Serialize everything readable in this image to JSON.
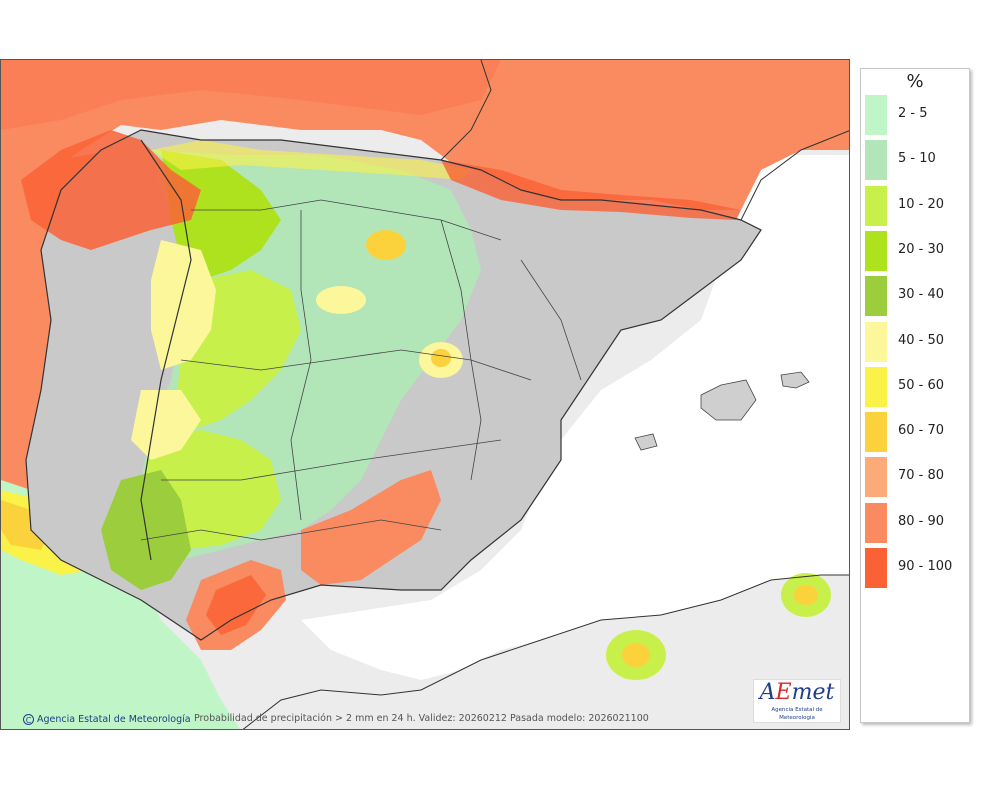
{
  "legend": {
    "title": "%",
    "items": [
      {
        "label": "2 - 5",
        "color": "#c0f5c8"
      },
      {
        "label": "5 - 10",
        "color": "#b2e6b8"
      },
      {
        "label": "10 - 20",
        "color": "#c8f04a"
      },
      {
        "label": "20 - 30",
        "color": "#aee11e"
      },
      {
        "label": "30 - 40",
        "color": "#9ccd3c"
      },
      {
        "label": "40 - 50",
        "color": "#fbf79a"
      },
      {
        "label": "50 - 60",
        "color": "#faf248"
      },
      {
        "label": "60 - 70",
        "color": "#fcd23c"
      },
      {
        "label": "70 - 80",
        "color": "#fcaa78"
      },
      {
        "label": "80 - 90",
        "color": "#fa8a60"
      },
      {
        "label": "90 - 100",
        "color": "#fa6236"
      }
    ]
  },
  "footer": {
    "copyright_symbol": "C",
    "agency": "Agencia Estatal de Meteorología",
    "caption": "Probabilidad de precipitación > 2 mm en 24 h. Validez: 20260212 Pasada modelo: 2026021100"
  },
  "logo": {
    "word_prefix": "A",
    "word_accent": "E",
    "word_suffix": "met",
    "subtitle": "Agencia Estatal de Meteorología"
  },
  "icons": {
    "copyright": "copyright-icon",
    "logo": "aemet-logo"
  }
}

● **YOUR OBJECTIVE**
Copy out every line from the records that has the word "color".

● **WRITTEN REPLY**
        "color": "#c0f5c8"
        "color": "#b2e6b8"
        "color": "#c8f04a"
        "color": "#aee11e"
        "color": "#9ccd3c"
        "color": "#fbf79a"
        "color": "#faf248"
        "color": "#fcd23c"
        "color": "#fcaa78"
        "color": "#fa8a60"
        "color": "#fa6236"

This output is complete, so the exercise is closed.